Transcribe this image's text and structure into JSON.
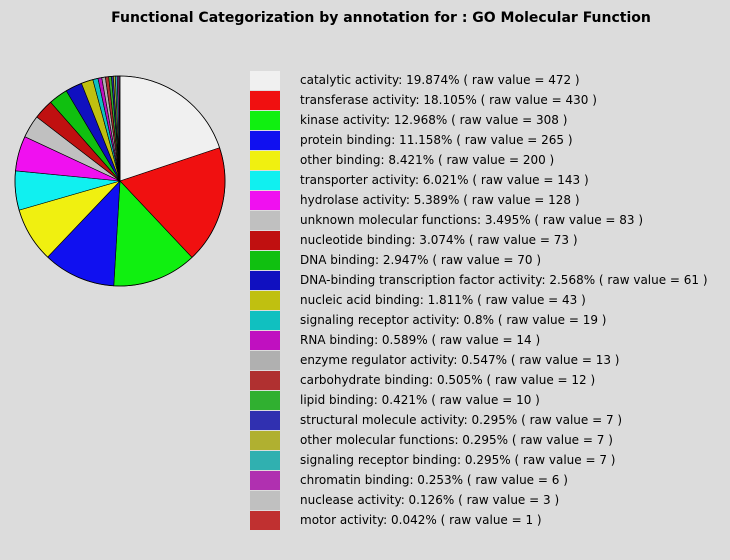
{
  "chart_data": {
    "type": "pie",
    "title": "Functional Categorization by annotation for : GO Molecular Function",
    "slices": [
      {
        "label": "catalytic activity: 19.874% ( raw value = 472 )",
        "value": 472,
        "color": "#f0f0f0"
      },
      {
        "label": "transferase activity: 18.105% ( raw value = 430 )",
        "value": 430,
        "color": "#f01010"
      },
      {
        "label": "kinase activity: 12.968% ( raw value = 308 )",
        "value": 308,
        "color": "#10f010"
      },
      {
        "label": "protein binding: 11.158% ( raw value = 265 )",
        "value": 265,
        "color": "#1010f0"
      },
      {
        "label": "other binding: 8.421% ( raw value = 200 )",
        "value": 200,
        "color": "#f0f010"
      },
      {
        "label": "transporter activity: 6.021% ( raw value = 143 )",
        "value": 143,
        "color": "#10f0f0"
      },
      {
        "label": "hydrolase activity: 5.389% ( raw value = 128 )",
        "value": 128,
        "color": "#f010f0"
      },
      {
        "label": "unknown molecular functions: 3.495% ( raw value = 83 )",
        "value": 83,
        "color": "#c0c0c0"
      },
      {
        "label": "nucleotide binding: 3.074% ( raw value = 73 )",
        "value": 73,
        "color": "#c01010"
      },
      {
        "label": "DNA binding: 2.947% ( raw value = 70 )",
        "value": 70,
        "color": "#10c010"
      },
      {
        "label": "DNA-binding transcription factor activity: 2.568% ( raw value = 61 )",
        "value": 61,
        "color": "#1010c0"
      },
      {
        "label": "nucleic acid binding: 1.811% ( raw value = 43 )",
        "value": 43,
        "color": "#c0c010"
      },
      {
        "label": "signaling receptor activity: 0.8% ( raw value = 19 )",
        "value": 19,
        "color": "#10c0c0"
      },
      {
        "label": "RNA binding: 0.589% ( raw value = 14 )",
        "value": 14,
        "color": "#c010c0"
      },
      {
        "label": "enzyme regulator activity: 0.547% ( raw value = 13 )",
        "value": 13,
        "color": "#b0b0b0"
      },
      {
        "label": "carbohydrate binding: 0.505% ( raw value = 12 )",
        "value": 12,
        "color": "#b03030"
      },
      {
        "label": "lipid binding: 0.421% ( raw value = 10 )",
        "value": 10,
        "color": "#30b030"
      },
      {
        "label": "structural molecule activity: 0.295% ( raw value = 7 )",
        "value": 7,
        "color": "#3030b0"
      },
      {
        "label": "other molecular functions: 0.295% ( raw value = 7 )",
        "value": 7,
        "color": "#b0b030"
      },
      {
        "label": "signaling receptor binding: 0.295% ( raw value = 7 )",
        "value": 7,
        "color": "#30b0b0"
      },
      {
        "label": "chromatin binding: 0.253% ( raw value = 6 )",
        "value": 6,
        "color": "#b030b0"
      },
      {
        "label": "nuclease activity: 0.126% ( raw value = 3 )",
        "value": 3,
        "color": "#c0c0c0"
      },
      {
        "label": "motor activity: 0.042% ( raw value = 1 )",
        "value": 1,
        "color": "#c03030"
      }
    ]
  }
}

» **WHAT IS EXPECTED**:
Check each line of the listing above. Copy the ones with the word "functions".

» **ANSWER TO THE PROBLEM**:
        "label": "unknown molecular functions: 3.495% ( raw value = 83 )",
        "label": "other molecular functions: 0.295% ( raw value = 7 )",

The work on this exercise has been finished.